• [STATED TASK]
Repeat the full listing, word for word.

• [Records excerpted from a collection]

• • •

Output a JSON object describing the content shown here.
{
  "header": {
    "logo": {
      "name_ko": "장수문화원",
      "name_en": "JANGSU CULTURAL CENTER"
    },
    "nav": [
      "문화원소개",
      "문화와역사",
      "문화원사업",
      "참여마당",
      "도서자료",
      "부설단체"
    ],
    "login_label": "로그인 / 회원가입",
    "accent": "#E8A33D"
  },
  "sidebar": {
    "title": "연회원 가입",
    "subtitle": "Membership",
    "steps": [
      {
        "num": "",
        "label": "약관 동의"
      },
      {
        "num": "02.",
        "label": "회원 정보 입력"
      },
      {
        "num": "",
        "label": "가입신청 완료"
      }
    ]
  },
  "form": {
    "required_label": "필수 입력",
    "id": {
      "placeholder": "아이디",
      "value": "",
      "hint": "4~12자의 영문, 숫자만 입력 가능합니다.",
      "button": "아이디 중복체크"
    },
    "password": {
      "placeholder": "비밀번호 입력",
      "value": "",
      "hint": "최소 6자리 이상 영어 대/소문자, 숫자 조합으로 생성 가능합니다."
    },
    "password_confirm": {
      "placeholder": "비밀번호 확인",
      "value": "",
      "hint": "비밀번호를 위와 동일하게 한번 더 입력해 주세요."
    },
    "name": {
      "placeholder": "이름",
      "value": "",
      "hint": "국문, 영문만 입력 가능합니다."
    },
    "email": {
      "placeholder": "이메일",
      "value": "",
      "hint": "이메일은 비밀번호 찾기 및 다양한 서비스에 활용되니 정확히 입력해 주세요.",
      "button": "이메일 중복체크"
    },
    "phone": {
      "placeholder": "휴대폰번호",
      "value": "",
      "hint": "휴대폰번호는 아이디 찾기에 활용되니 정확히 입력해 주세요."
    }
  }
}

• • •

• [TASK RESPONSE]
Output a JSON object describing the content shown here.
{
  "header": {
    "logo": {
      "name_ko": "장수문화원",
      "name_en": "JANGSU CULTURAL CENTER"
    },
    "nav": [
      "문화원소개",
      "문화와역사",
      "문화원사업",
      "참여마당",
      "도서자료",
      "부설단체"
    ],
    "login_label": "로그인 / 회원가입",
    "accent": "#E8A33D"
  },
  "sidebar": {
    "title": "연회원 가입",
    "subtitle": "Membership",
    "steps": [
      {
        "num": "",
        "label": "약관 동의"
      },
      {
        "num": "02.",
        "label": "회원 정보 입력"
      },
      {
        "num": "",
        "label": "가입신청 완료"
      }
    ]
  },
  "form": {
    "required_label": "필수 입력",
    "id": {
      "placeholder": "아이디",
      "value": "",
      "hint": "4~12자의 영문, 숫자만 입력 가능합니다.",
      "button": "아이디 중복체크"
    },
    "password": {
      "placeholder": "비밀번호 입력",
      "value": "",
      "hint": "최소 6자리 이상 영어 대/소문자, 숫자 조합으로 생성 가능합니다."
    },
    "password_confirm": {
      "placeholder": "비밀번호 확인",
      "value": "",
      "hint": "비밀번호를 위와 동일하게 한번 더 입력해 주세요."
    },
    "name": {
      "placeholder": "이름",
      "value": "",
      "hint": "국문, 영문만 입력 가능합니다."
    },
    "email": {
      "placeholder": "이메일",
      "value": "",
      "hint": "이메일은 비밀번호 찾기 및 다양한 서비스에 활용되니 정확히 입력해 주세요.",
      "button": "이메일 중복체크"
    },
    "phone": {
      "placeholder": "휴대폰번호",
      "value": "",
      "hint": "휴대폰번호는 아이디 찾기에 활용되니 정확히 입력해 주세요."
    }
  }
}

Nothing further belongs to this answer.